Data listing
>>>>

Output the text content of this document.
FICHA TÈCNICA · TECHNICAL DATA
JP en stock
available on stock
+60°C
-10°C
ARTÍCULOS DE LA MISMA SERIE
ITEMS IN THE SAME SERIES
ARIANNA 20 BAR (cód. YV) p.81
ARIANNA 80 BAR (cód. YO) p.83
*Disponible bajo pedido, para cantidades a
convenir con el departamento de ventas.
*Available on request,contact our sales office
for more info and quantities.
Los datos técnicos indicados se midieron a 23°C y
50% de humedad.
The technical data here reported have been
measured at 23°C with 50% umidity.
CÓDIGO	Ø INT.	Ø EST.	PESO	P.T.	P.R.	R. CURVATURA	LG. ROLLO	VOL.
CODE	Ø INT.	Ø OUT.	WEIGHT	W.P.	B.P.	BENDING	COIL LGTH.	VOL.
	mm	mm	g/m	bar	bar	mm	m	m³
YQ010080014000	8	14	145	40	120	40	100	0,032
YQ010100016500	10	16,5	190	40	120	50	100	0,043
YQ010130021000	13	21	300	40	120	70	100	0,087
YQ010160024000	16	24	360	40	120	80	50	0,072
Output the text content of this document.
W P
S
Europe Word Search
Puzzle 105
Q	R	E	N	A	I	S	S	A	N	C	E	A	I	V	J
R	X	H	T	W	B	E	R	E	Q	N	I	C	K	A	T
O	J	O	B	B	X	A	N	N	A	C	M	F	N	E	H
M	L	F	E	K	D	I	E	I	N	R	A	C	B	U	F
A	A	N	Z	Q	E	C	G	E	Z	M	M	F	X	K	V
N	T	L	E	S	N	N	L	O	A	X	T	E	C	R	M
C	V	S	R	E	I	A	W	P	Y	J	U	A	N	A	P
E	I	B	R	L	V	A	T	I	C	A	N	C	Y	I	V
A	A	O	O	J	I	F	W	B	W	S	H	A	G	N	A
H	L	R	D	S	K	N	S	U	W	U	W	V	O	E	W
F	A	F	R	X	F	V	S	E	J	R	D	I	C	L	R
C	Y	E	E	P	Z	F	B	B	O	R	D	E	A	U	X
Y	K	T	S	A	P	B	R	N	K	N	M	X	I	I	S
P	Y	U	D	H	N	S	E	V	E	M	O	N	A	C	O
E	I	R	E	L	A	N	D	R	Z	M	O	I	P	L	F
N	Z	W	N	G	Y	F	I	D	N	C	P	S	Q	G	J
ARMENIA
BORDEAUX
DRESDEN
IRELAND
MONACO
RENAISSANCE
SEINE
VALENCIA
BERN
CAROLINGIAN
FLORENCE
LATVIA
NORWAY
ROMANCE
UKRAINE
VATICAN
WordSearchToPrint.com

<<<<

Quote the whole listing above, leaving nothing out.

Output the text content of this document.
FICHA TÈCNICA · TECHNICAL DATA
JP en stock
available on stock
+60°C
-10°C
ARTÍCULOS DE LA MISMA SERIE
ITEMS IN THE SAME SERIES
ARIANNA 20 BAR (cód. YV) p.81
ARIANNA 80 BAR (cód. YO) p.83
*Disponible bajo pedido, para cantidades a
convenir con el departamento de ventas.
*Available on request,contact our sales office
for more info and quantities.
Los datos técnicos indicados se midieron a 23°C y
50% de humedad.
The technical data here reported have been
measured at 23°C with 50% umidity.
CÓDIGO	Ø INT.	Ø EST.	PESO	P.T.	P.R.	R. CURVATURA	LG. ROLLO	VOL.
CODE	Ø INT.	Ø OUT.	WEIGHT	W.P.	B.P.	BENDING	COIL LGTH.	VOL.
	mm	mm	g/m	bar	bar	mm	m	m³
YQ010080014000	8	14	145	40	120	40	100	0,032
YQ010100016500	10	16,5	190	40	120	50	100	0,043
YQ010130021000	13	21	300	40	120	70	100	0,087
YQ010160024000	16	24	360	40	120	80	50	0,072
Output the text content of this document.
W P
S
Europe Word Search
Puzzle 105
Q	R	E	N	A	I	S	S	A	N	C	E	A	I	V	J
R	X	H	T	W	B	E	R	E	Q	N	I	C	K	A	T
O	J	O	B	B	X	A	N	N	A	C	M	F	N	E	H
M	L	F	E	K	D	I	E	I	N	R	A	C	B	U	F
A	A	N	Z	Q	E	C	G	E	Z	M	M	F	X	K	V
N	T	L	E	S	N	N	L	O	A	X	T	E	C	R	M
C	V	S	R	E	I	A	W	P	Y	J	U	A	N	A	P
E	I	B	R	L	V	A	T	I	C	A	N	C	Y	I	V
A	A	O	O	J	I	F	W	B	W	S	H	A	G	N	A
H	L	R	D	S	K	N	S	U	W	U	W	V	O	E	W
F	A	F	R	X	F	V	S	E	J	R	D	I	C	L	R
C	Y	E	E	P	Z	F	B	B	O	R	D	E	A	U	X
Y	K	T	S	A	P	B	R	N	K	N	M	X	I	I	S
P	Y	U	D	H	N	S	E	V	E	M	O	N	A	C	O
E	I	R	E	L	A	N	D	R	Z	M	O	I	P	L	F
N	Z	W	N	G	Y	F	I	D	N	C	P	S	Q	G	J
ARMENIA
BORDEAUX
DRESDEN
IRELAND
MONACO
RENAISSANCE
SEINE
VALENCIA
BERN
CAROLINGIAN
FLORENCE
LATVIA
NORWAY
ROMANCE
UKRAINE
VATICAN
WordSearchToPrint.com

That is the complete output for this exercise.